▸ **Task description**: Copy every line of the data that includes the string "mean".

Data for this task start

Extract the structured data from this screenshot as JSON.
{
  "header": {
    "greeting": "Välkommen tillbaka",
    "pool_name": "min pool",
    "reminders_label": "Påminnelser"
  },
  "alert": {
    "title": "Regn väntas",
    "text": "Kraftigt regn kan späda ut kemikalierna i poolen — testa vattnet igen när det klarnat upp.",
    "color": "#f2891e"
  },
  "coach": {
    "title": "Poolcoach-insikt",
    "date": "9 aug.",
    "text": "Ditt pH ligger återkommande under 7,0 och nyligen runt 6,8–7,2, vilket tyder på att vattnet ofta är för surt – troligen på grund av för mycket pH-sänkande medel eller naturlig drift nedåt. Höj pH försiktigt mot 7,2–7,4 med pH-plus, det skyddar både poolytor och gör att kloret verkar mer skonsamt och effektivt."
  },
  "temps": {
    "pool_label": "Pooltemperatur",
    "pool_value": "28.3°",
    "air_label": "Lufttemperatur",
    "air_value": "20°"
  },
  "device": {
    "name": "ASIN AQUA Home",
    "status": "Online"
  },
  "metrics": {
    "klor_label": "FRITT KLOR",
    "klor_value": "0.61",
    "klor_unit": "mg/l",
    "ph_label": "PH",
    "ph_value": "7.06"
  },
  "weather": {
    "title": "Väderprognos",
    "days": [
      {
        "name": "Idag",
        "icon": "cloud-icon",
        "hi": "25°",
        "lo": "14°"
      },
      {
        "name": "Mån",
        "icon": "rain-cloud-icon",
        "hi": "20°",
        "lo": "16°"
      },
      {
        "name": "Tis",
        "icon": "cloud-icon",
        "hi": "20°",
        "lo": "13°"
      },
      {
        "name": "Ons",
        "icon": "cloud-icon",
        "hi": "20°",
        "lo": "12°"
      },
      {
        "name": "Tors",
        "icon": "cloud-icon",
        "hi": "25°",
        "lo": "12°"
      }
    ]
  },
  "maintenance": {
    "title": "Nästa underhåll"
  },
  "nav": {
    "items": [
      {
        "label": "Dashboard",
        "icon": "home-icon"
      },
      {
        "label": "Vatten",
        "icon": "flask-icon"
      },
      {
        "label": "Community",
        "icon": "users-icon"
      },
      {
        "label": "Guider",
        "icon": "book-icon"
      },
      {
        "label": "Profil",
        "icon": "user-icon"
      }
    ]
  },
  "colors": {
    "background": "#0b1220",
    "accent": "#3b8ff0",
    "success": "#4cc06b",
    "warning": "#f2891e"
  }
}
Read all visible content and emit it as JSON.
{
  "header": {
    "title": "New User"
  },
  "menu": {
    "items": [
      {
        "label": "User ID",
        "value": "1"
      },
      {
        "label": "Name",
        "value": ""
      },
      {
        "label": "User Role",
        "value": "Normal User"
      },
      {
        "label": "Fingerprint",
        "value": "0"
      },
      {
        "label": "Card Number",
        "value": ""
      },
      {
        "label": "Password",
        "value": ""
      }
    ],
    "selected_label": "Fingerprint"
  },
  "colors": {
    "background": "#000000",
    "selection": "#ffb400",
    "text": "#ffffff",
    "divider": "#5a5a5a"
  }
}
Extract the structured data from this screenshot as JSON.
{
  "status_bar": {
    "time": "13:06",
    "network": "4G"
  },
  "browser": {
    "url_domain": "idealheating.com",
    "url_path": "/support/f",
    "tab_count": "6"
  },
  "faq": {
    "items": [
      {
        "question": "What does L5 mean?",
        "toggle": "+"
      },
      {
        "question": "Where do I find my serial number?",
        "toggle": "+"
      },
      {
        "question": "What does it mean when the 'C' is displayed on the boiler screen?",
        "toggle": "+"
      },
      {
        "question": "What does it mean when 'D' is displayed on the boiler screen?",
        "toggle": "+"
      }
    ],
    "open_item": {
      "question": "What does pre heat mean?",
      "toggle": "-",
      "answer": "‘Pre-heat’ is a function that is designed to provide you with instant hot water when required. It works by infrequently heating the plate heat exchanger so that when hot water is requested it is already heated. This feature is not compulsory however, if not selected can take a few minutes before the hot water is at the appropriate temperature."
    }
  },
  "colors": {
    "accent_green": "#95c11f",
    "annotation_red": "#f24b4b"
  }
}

Data for this task end

▸ **Reply to the exercise**:
        "question": "What does L5 mean?",
        "question": "What does it mean when the 'C' is displayed on the boiler screen?",
        "question": "What does it mean when 'D' is displayed on the boiler screen?",
      "question": "What does pre heat mean?",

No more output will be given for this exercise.